▶ [Exercise inputs]
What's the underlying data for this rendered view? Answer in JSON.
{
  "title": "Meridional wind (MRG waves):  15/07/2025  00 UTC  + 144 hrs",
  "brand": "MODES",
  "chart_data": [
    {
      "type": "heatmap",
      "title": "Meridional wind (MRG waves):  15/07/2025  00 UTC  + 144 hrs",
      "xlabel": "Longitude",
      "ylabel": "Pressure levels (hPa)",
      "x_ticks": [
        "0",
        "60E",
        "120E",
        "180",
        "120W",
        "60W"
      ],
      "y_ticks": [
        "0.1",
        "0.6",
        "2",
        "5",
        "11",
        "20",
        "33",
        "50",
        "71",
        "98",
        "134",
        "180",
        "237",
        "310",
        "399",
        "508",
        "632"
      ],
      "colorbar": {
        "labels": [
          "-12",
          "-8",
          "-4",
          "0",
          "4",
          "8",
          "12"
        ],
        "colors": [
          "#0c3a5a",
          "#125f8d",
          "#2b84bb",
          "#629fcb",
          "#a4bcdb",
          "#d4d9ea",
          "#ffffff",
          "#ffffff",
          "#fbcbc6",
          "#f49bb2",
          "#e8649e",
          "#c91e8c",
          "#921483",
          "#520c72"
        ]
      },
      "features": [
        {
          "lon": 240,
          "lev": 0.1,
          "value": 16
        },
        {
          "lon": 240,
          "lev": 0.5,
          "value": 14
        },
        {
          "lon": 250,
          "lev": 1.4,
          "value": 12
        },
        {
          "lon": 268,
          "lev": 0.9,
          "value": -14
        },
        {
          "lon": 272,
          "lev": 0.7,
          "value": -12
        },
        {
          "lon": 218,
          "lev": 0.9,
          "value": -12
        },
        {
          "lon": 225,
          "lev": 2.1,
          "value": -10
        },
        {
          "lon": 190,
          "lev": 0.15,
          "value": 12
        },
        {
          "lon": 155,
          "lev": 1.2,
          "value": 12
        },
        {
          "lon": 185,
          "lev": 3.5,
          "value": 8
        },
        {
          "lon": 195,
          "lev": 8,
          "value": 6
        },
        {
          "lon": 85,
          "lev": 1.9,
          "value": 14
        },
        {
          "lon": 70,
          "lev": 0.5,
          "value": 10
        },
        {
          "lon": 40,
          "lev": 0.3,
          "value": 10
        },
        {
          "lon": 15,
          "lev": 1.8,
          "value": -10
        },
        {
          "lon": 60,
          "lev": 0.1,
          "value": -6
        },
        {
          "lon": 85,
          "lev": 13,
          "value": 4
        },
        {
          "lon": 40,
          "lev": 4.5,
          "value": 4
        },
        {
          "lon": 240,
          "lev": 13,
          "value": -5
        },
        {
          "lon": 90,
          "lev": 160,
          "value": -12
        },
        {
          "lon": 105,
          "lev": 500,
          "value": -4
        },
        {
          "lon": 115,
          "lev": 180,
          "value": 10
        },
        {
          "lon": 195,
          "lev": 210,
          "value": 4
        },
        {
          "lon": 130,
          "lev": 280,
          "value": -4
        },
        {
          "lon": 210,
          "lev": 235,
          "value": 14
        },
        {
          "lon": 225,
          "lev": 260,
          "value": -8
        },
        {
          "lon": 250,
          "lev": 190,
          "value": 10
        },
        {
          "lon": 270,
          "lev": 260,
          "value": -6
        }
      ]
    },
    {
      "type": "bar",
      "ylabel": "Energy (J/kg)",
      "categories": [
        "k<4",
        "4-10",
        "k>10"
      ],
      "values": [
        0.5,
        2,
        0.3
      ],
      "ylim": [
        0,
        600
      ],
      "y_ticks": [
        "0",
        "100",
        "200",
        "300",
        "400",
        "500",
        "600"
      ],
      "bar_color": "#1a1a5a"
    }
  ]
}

▶ [Exercise instructions]
Scan the lines for the string "title". Copy out each line that matches.

▶ [Solution for this task]
  "title": "Meridional wind (MRG waves):  15/07/2025  00 UTC  + 144 hrs",
      "title": "Meridional wind (MRG waves):  15/07/2025  00 UTC  + 144 hrs",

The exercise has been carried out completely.